> _What to produce_: Copy every record below, exactly as written.

> _Dataset records_:
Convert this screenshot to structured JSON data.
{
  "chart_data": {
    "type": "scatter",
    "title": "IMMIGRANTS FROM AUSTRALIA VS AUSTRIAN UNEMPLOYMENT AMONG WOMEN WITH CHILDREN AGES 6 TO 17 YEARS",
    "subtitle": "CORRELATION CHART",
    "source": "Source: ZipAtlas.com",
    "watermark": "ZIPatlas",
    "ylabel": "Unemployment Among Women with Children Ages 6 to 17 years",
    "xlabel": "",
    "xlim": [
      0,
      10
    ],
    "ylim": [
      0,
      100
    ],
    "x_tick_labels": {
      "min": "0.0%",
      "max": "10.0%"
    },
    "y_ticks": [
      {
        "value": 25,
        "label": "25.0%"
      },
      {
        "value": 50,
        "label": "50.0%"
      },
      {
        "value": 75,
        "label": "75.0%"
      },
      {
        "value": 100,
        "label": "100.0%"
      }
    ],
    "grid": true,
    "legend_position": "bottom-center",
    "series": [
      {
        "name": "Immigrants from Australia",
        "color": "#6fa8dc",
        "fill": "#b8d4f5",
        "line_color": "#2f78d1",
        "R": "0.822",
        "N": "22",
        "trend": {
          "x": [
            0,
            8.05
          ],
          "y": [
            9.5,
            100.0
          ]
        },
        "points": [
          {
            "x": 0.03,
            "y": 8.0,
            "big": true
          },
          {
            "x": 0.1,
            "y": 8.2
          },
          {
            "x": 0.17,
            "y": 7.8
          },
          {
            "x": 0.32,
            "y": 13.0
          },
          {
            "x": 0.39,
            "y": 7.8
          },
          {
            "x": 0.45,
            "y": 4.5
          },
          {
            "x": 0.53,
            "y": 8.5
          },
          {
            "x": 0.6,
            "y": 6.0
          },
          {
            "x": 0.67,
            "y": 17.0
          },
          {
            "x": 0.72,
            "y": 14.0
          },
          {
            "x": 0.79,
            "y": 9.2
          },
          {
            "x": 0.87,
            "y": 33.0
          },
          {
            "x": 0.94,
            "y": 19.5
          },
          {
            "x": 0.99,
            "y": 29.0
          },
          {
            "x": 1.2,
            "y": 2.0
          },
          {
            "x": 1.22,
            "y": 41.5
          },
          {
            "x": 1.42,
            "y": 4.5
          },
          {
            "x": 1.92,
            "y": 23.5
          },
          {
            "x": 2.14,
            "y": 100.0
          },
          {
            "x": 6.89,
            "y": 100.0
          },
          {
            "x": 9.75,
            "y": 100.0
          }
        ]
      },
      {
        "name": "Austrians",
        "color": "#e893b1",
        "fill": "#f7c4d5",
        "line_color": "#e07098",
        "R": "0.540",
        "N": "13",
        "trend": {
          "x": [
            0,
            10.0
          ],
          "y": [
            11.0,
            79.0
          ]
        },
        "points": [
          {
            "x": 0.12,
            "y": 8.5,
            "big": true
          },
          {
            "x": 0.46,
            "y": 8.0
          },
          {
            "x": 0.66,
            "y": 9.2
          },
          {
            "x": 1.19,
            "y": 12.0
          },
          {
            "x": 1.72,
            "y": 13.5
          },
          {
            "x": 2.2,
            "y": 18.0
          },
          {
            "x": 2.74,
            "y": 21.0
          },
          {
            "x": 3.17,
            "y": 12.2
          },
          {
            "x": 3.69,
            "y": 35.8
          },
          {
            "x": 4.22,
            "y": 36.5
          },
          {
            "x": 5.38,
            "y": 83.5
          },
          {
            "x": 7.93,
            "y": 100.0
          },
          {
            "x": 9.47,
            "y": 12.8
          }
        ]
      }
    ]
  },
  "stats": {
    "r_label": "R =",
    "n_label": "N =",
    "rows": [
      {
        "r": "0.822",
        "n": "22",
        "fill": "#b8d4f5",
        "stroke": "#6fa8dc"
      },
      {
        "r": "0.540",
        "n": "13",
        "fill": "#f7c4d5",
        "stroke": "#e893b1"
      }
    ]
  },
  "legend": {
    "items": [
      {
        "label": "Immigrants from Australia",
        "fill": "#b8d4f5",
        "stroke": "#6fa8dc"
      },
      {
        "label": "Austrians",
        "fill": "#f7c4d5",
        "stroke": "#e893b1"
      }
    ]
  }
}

> _Answer to the task_:
Convert this screenshot to structured JSON data.
{
  "chart_data": {
    "type": "scatter",
    "title": "IMMIGRANTS FROM AUSTRALIA VS AUSTRIAN UNEMPLOYMENT AMONG WOMEN WITH CHILDREN AGES 6 TO 17 YEARS",
    "subtitle": "CORRELATION CHART",
    "source": "Source: ZipAtlas.com",
    "watermark": "ZIPatlas",
    "ylabel": "Unemployment Among Women with Children Ages 6 to 17 years",
    "xlabel": "",
    "xlim": [
      0,
      10
    ],
    "ylim": [
      0,
      100
    ],
    "x_tick_labels": {
      "min": "0.0%",
      "max": "10.0%"
    },
    "y_ticks": [
      {
        "value": 25,
        "label": "25.0%"
      },
      {
        "value": 50,
        "label": "50.0%"
      },
      {
        "value": 75,
        "label": "75.0%"
      },
      {
        "value": 100,
        "label": "100.0%"
      }
    ],
    "grid": true,
    "legend_position": "bottom-center",
    "series": [
      {
        "name": "Immigrants from Australia",
        "color": "#6fa8dc",
        "fill": "#b8d4f5",
        "line_color": "#2f78d1",
        "R": "0.822",
        "N": "22",
        "trend": {
          "x": [
            0,
            8.05
          ],
          "y": [
            9.5,
            100.0
          ]
        },
        "points": [
          {
            "x": 0.03,
            "y": 8.0,
            "big": true
          },
          {
            "x": 0.1,
            "y": 8.2
          },
          {
            "x": 0.17,
            "y": 7.8
          },
          {
            "x": 0.32,
            "y": 13.0
          },
          {
            "x": 0.39,
            "y": 7.8
          },
          {
            "x": 0.45,
            "y": 4.5
          },
          {
            "x": 0.53,
            "y": 8.5
          },
          {
            "x": 0.6,
            "y": 6.0
          },
          {
            "x": 0.67,
            "y": 17.0
          },
          {
            "x": 0.72,
            "y": 14.0
          },
          {
            "x": 0.79,
            "y": 9.2
          },
          {
            "x": 0.87,
            "y": 33.0
          },
          {
            "x": 0.94,
            "y": 19.5
          },
          {
            "x": 0.99,
            "y": 29.0
          },
          {
            "x": 1.2,
            "y": 2.0
          },
          {
            "x": 1.22,
            "y": 41.5
          },
          {
            "x": 1.42,
            "y": 4.5
          },
          {
            "x": 1.92,
            "y": 23.5
          },
          {
            "x": 2.14,
            "y": 100.0
          },
          {
            "x": 6.89,
            "y": 100.0
          },
          {
            "x": 9.75,
            "y": 100.0
          }
        ]
      },
      {
        "name": "Austrians",
        "color": "#e893b1",
        "fill": "#f7c4d5",
        "line_color": "#e07098",
        "R": "0.540",
        "N": "13",
        "trend": {
          "x": [
            0,
            10.0
          ],
          "y": [
            11.0,
            79.0
          ]
        },
        "points": [
          {
            "x": 0.12,
            "y": 8.5,
            "big": true
          },
          {
            "x": 0.46,
            "y": 8.0
          },
          {
            "x": 0.66,
            "y": 9.2
          },
          {
            "x": 1.19,
            "y": 12.0
          },
          {
            "x": 1.72,
            "y": 13.5
          },
          {
            "x": 2.2,
            "y": 18.0
          },
          {
            "x": 2.74,
            "y": 21.0
          },
          {
            "x": 3.17,
            "y": 12.2
          },
          {
            "x": 3.69,
            "y": 35.8
          },
          {
            "x": 4.22,
            "y": 36.5
          },
          {
            "x": 5.38,
            "y": 83.5
          },
          {
            "x": 7.93,
            "y": 100.0
          },
          {
            "x": 9.47,
            "y": 12.8
          }
        ]
      }
    ]
  },
  "stats": {
    "r_label": "R =",
    "n_label": "N =",
    "rows": [
      {
        "r": "0.822",
        "n": "22",
        "fill": "#b8d4f5",
        "stroke": "#6fa8dc"
      },
      {
        "r": "0.540",
        "n": "13",
        "fill": "#f7c4d5",
        "stroke": "#e893b1"
      }
    ]
  },
  "legend": {
    "items": [
      {
        "label": "Immigrants from Australia",
        "fill": "#b8d4f5",
        "stroke": "#6fa8dc"
      },
      {
        "label": "Austrians",
        "fill": "#f7c4d5",
        "stroke": "#e893b1"
      }
    ]
  }
}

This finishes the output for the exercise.